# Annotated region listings
━━━━
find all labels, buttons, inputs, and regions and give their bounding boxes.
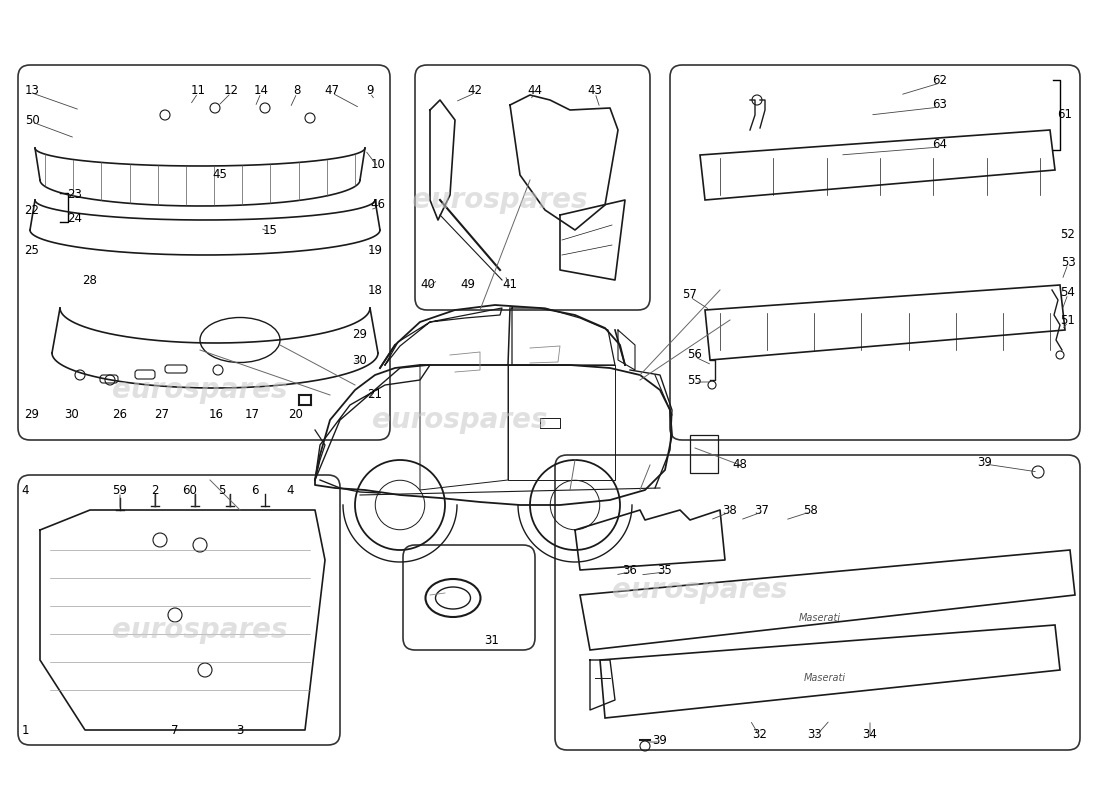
Text: 9: 9 <box>366 83 374 97</box>
Text: 4: 4 <box>21 483 29 497</box>
Text: 61: 61 <box>1057 109 1072 122</box>
Text: 22: 22 <box>24 203 40 217</box>
Text: 42: 42 <box>468 83 483 97</box>
Text: 54: 54 <box>1060 286 1076 298</box>
Text: eurospares: eurospares <box>412 186 587 214</box>
Text: 28: 28 <box>82 274 98 286</box>
Text: 50: 50 <box>24 114 40 126</box>
Text: 26: 26 <box>112 409 128 422</box>
Text: 3: 3 <box>236 723 244 737</box>
Bar <box>690 435 718 473</box>
Text: 39: 39 <box>652 734 668 746</box>
Text: 32: 32 <box>752 729 768 742</box>
Text: eurospares: eurospares <box>112 616 288 644</box>
Text: 11: 11 <box>190 83 206 97</box>
Text: 25: 25 <box>24 243 40 257</box>
Text: 24: 24 <box>67 211 82 225</box>
Text: 52: 52 <box>1060 229 1076 242</box>
Text: 34: 34 <box>862 729 878 742</box>
Text: 5: 5 <box>218 483 226 497</box>
Text: 45: 45 <box>212 169 228 182</box>
Text: eurospares: eurospares <box>613 576 788 604</box>
Text: 58: 58 <box>803 503 817 517</box>
Text: 49: 49 <box>461 278 475 291</box>
Text: 56: 56 <box>688 349 703 362</box>
Text: 59: 59 <box>112 483 128 497</box>
Text: 10: 10 <box>371 158 385 171</box>
Text: 29: 29 <box>24 409 40 422</box>
Text: 29: 29 <box>352 329 367 342</box>
Text: 55: 55 <box>688 374 703 386</box>
Text: 39: 39 <box>978 455 992 469</box>
Text: 6: 6 <box>251 483 258 497</box>
Text: 13: 13 <box>24 83 40 97</box>
Text: 46: 46 <box>371 198 385 211</box>
Text: 17: 17 <box>244 409 260 422</box>
Text: 15: 15 <box>263 223 277 237</box>
Text: 35: 35 <box>658 563 672 577</box>
Text: 36: 36 <box>623 563 637 577</box>
Text: 12: 12 <box>223 83 239 97</box>
Text: 41: 41 <box>503 278 517 291</box>
Text: 57: 57 <box>683 289 697 302</box>
Text: 51: 51 <box>1060 314 1076 326</box>
Text: 53: 53 <box>1060 255 1076 269</box>
Text: 37: 37 <box>755 503 769 517</box>
Text: 31: 31 <box>485 634 499 646</box>
Text: 18: 18 <box>367 283 383 297</box>
Text: 23: 23 <box>67 189 82 202</box>
Text: eurospares: eurospares <box>372 406 548 434</box>
Text: 19: 19 <box>367 243 383 257</box>
Text: Maserati: Maserati <box>799 613 842 623</box>
Text: 16: 16 <box>209 409 223 422</box>
Text: 27: 27 <box>154 409 169 422</box>
Text: 14: 14 <box>253 83 268 97</box>
Text: 64: 64 <box>933 138 947 151</box>
Text: 38: 38 <box>723 503 737 517</box>
Text: 47: 47 <box>324 83 340 97</box>
Text: 7: 7 <box>172 723 178 737</box>
Text: 63: 63 <box>933 98 947 111</box>
Text: 8: 8 <box>294 83 300 97</box>
Text: 30: 30 <box>353 354 367 366</box>
Text: 4: 4 <box>286 483 294 497</box>
Text: eurospares: eurospares <box>112 376 288 404</box>
Text: 20: 20 <box>288 409 304 422</box>
Text: 21: 21 <box>367 389 383 402</box>
Text: Maserati: Maserati <box>804 673 846 683</box>
Text: 33: 33 <box>807 729 823 742</box>
Text: 2: 2 <box>152 483 158 497</box>
Text: 60: 60 <box>183 483 197 497</box>
Text: 30: 30 <box>65 409 79 422</box>
Text: 62: 62 <box>933 74 947 86</box>
Text: 1: 1 <box>21 723 29 737</box>
Text: 43: 43 <box>587 83 603 97</box>
Text: 44: 44 <box>528 83 542 97</box>
Text: 48: 48 <box>733 458 747 471</box>
Text: 40: 40 <box>420 278 436 291</box>
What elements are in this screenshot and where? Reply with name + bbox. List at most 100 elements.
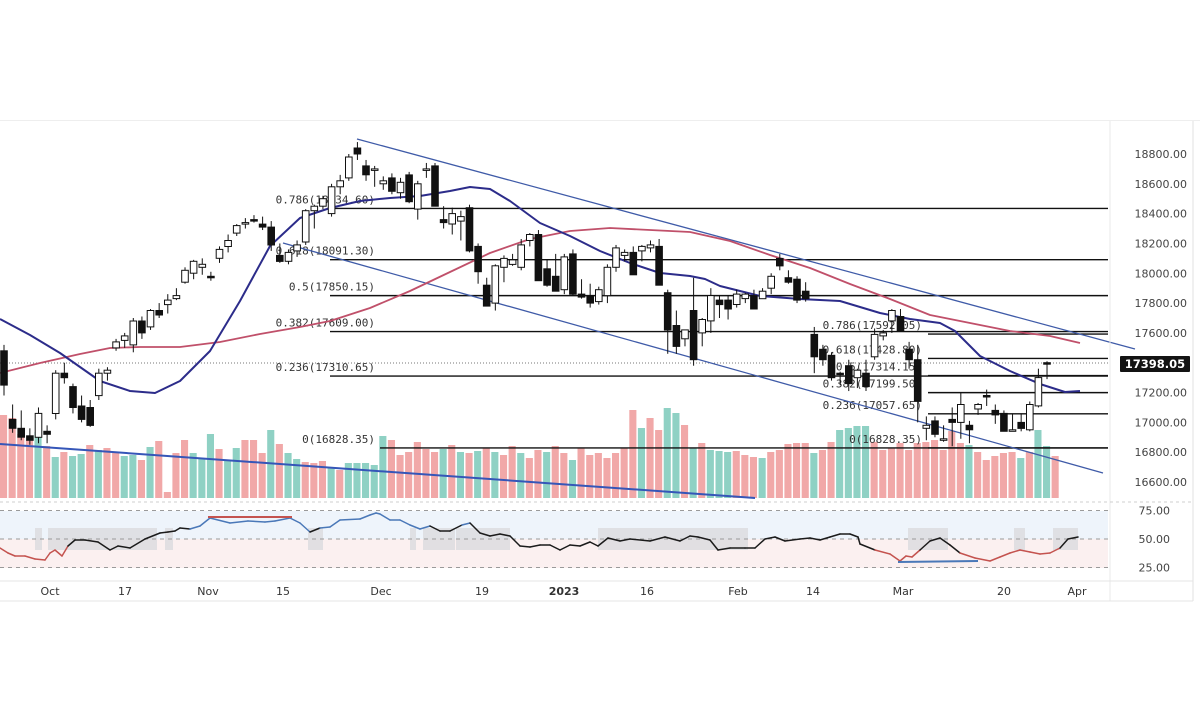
time-axis-tick: Oct [40, 585, 60, 598]
candle-body [569, 253, 577, 295]
volume-bar [741, 455, 749, 498]
candle-body [741, 293, 750, 300]
volume-bar [232, 448, 240, 498]
rsi-segment [509, 535, 521, 547]
time-axis-tick: 20 [997, 585, 1011, 598]
candle [776, 253, 784, 271]
candle-body [810, 333, 819, 358]
rsi-segment [905, 555, 913, 558]
volume-bar [775, 450, 783, 498]
volume-bar [698, 443, 706, 498]
time-axis-tick: 17 [118, 585, 132, 598]
price-axis-tick: 17200.00 [1135, 387, 1188, 400]
volume-bar [801, 443, 809, 498]
price-axis-tick: 18200.00 [1135, 237, 1188, 250]
candle-body [862, 372, 870, 388]
time-axis-tick: Nov [197, 585, 219, 598]
fibonacci-retracements[interactable]: 0.786(18434.60)0.618(18091.30)0.5(17850.… [0, 193, 1108, 449]
rsi-segment [1019, 549, 1031, 553]
volume-bar [784, 444, 792, 498]
price-axis-tick: 18000.00 [1135, 267, 1188, 280]
candle [534, 230, 543, 282]
volume-bar [146, 447, 154, 498]
candle [698, 318, 707, 347]
candle [603, 264, 612, 304]
candle-body [138, 320, 146, 334]
candle-body [836, 372, 844, 376]
candle [241, 218, 250, 229]
rsi-segment [264, 520, 276, 523]
volume-bar [724, 452, 732, 498]
rsi-segment [117, 545, 131, 549]
candle [112, 338, 120, 351]
volume-bar [577, 448, 585, 498]
candle-body [1026, 404, 1034, 431]
volume-bar [163, 492, 171, 498]
chart-area[interactable]: 0.786(18434.60)0.618(18091.30)0.5(17850.… [0, 120, 1200, 606]
volume-bar [129, 455, 137, 498]
volume-bar [689, 448, 697, 498]
volume-bar [25, 440, 33, 498]
candle [793, 276, 801, 304]
volume-bar [215, 449, 223, 498]
rsi-segment [629, 538, 651, 542]
candle-body [327, 186, 336, 215]
candle-body [51, 372, 60, 415]
candle [0, 344, 8, 396]
candle-body [310, 205, 319, 212]
rsi-segment [289, 517, 301, 524]
candle [750, 289, 758, 310]
rsi-segment [849, 533, 859, 538]
candle [224, 234, 232, 253]
volume-bar [948, 431, 956, 498]
candle-body [905, 348, 913, 361]
candle-body [612, 247, 620, 268]
rsi-segment [189, 525, 201, 530]
candle [310, 204, 319, 229]
candle [8, 404, 17, 433]
candle [284, 249, 293, 265]
rsi-segment [489, 533, 501, 537]
candle [250, 215, 258, 223]
volume-bar [206, 434, 214, 498]
rsi-shaded-zone [48, 528, 157, 550]
price-axis-tick: 17000.00 [1135, 416, 1188, 429]
candle-body [689, 310, 698, 361]
candle-body [551, 275, 560, 292]
candle [931, 416, 939, 438]
candle-body [60, 372, 69, 379]
candle-body [758, 290, 767, 300]
volume-bar [172, 453, 180, 498]
candle [612, 244, 620, 272]
rsi-segment [709, 539, 719, 551]
candle-body [362, 165, 370, 176]
rsi-shaded-zone [35, 528, 42, 550]
candle [586, 283, 595, 308]
candle-body [698, 319, 707, 334]
candle-body [319, 198, 327, 207]
volume-bar [939, 450, 947, 498]
candle-body [931, 420, 939, 435]
price-axis-tick: 17600.00 [1135, 327, 1188, 340]
volume-bar [198, 458, 206, 498]
rsi-segment [899, 555, 907, 562]
time-axis[interactable]: Oct 17 Nov 15 Dec 19 2023 16 Feb 14 Mar 20 Apr [40, 585, 1087, 598]
volume-bar [543, 452, 551, 498]
candle [724, 295, 732, 320]
volume-bars [0, 408, 1059, 498]
candle [345, 154, 353, 181]
candle [448, 207, 456, 235]
volume-bar [982, 460, 990, 498]
candle [474, 243, 482, 284]
candle-body [293, 244, 301, 252]
candle-body [638, 245, 646, 252]
candle-body [629, 251, 638, 276]
rsi-segment [579, 541, 591, 547]
candle [1043, 361, 1051, 380]
rsi-segment [167, 530, 176, 533]
volume-bar [86, 445, 94, 498]
candle-body [560, 256, 569, 291]
rsi-segment [597, 537, 609, 547]
trend-lines[interactable] [0, 138, 1136, 499]
candle [336, 174, 344, 195]
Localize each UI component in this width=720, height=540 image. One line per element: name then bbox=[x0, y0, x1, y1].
━━━━
# Problem to work on
Rewrite the lines from the one containing "Text: 9: 9 <box>366 83 374 97</box>" through the one containing "Text: 54: 54 <box>1060 286 1076 298</box>", inclusive, with "Text" changed to "Label" throughout and nothing else altered.

# Exercise answer
Label: 9: 9 <box>366 83 374 97</box>
Label: 4: 4 <box>21 483 29 497</box>
Label: 61: 61 <box>1057 109 1072 122</box>
Label: 22: 22 <box>24 203 40 217</box>
Label: 42: 42 <box>468 83 483 97</box>
Label: 54: 54 <box>1060 286 1076 298</box>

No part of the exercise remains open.